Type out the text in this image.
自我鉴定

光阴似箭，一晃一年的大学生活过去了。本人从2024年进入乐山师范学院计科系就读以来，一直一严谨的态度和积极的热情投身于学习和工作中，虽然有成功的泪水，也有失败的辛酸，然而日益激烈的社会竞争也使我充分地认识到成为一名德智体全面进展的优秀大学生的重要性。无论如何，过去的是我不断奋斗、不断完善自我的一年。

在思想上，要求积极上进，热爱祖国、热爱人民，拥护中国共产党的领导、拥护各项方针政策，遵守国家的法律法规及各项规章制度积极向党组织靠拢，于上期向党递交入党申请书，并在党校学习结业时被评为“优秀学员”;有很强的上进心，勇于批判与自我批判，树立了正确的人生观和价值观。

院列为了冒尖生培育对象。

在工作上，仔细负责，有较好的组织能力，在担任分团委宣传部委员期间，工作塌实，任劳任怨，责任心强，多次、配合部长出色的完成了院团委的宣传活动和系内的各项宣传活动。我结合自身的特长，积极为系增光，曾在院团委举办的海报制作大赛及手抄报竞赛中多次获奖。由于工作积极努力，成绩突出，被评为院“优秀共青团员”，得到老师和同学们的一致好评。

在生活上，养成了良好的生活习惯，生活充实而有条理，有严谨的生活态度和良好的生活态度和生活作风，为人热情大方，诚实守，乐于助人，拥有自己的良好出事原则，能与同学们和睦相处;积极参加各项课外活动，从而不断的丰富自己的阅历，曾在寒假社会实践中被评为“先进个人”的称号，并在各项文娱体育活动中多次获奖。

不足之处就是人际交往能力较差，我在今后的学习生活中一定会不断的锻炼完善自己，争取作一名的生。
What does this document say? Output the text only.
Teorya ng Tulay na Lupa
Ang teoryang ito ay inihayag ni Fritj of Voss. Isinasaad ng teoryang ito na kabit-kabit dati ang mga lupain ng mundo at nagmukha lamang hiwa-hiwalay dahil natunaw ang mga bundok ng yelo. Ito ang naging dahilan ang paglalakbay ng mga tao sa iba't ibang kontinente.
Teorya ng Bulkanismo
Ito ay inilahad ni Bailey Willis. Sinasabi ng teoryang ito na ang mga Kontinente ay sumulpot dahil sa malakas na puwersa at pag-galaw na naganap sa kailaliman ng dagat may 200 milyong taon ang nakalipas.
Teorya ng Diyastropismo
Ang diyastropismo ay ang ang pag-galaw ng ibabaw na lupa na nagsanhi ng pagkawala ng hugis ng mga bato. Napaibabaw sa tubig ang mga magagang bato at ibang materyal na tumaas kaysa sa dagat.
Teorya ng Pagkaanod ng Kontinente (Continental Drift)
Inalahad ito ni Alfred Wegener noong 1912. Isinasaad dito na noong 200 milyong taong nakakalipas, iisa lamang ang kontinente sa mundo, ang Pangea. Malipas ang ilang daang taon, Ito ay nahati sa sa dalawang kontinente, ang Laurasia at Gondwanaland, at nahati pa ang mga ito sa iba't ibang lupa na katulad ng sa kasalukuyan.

_Written exercise_. Copy out every line from the data above that has "ibang" in it.

_Written reply_.
Ang teoryang ito ay inihayag ni Fritj of Voss. Isinasaad ng teoryang ito na kabit-kabit dati ang mga lupain ng mundo at nagmukha lamang hiwa-hiwalay dahil natunaw ang mga bundok ng yelo. Ito ang naging dahilan ang paglalakbay ng mga tao sa iba't ibang kontinente.
Ang diyastropismo ay ang ang pag-galaw ng ibabaw na lupa na nagsanhi ng pagkawala ng hugis ng mga bato. Napaibabaw sa tubig ang mga magagang bato at ibang materyal na tumaas kaysa sa dagat.
Inalahad ito ni Alfred Wegener noong 1912. Isinasaad dito na noong 200 milyong taong nakakalipas, iisa lamang ang kontinente sa mundo, ang Pangea. Malipas ang ilang daang taon, Ito ay nahati sa sa dalawang kontinente, ang Laurasia at Gondwanaland, at nahati pa ang mga ito sa iba't ibang lupa na katulad ng sa kasalukuyan.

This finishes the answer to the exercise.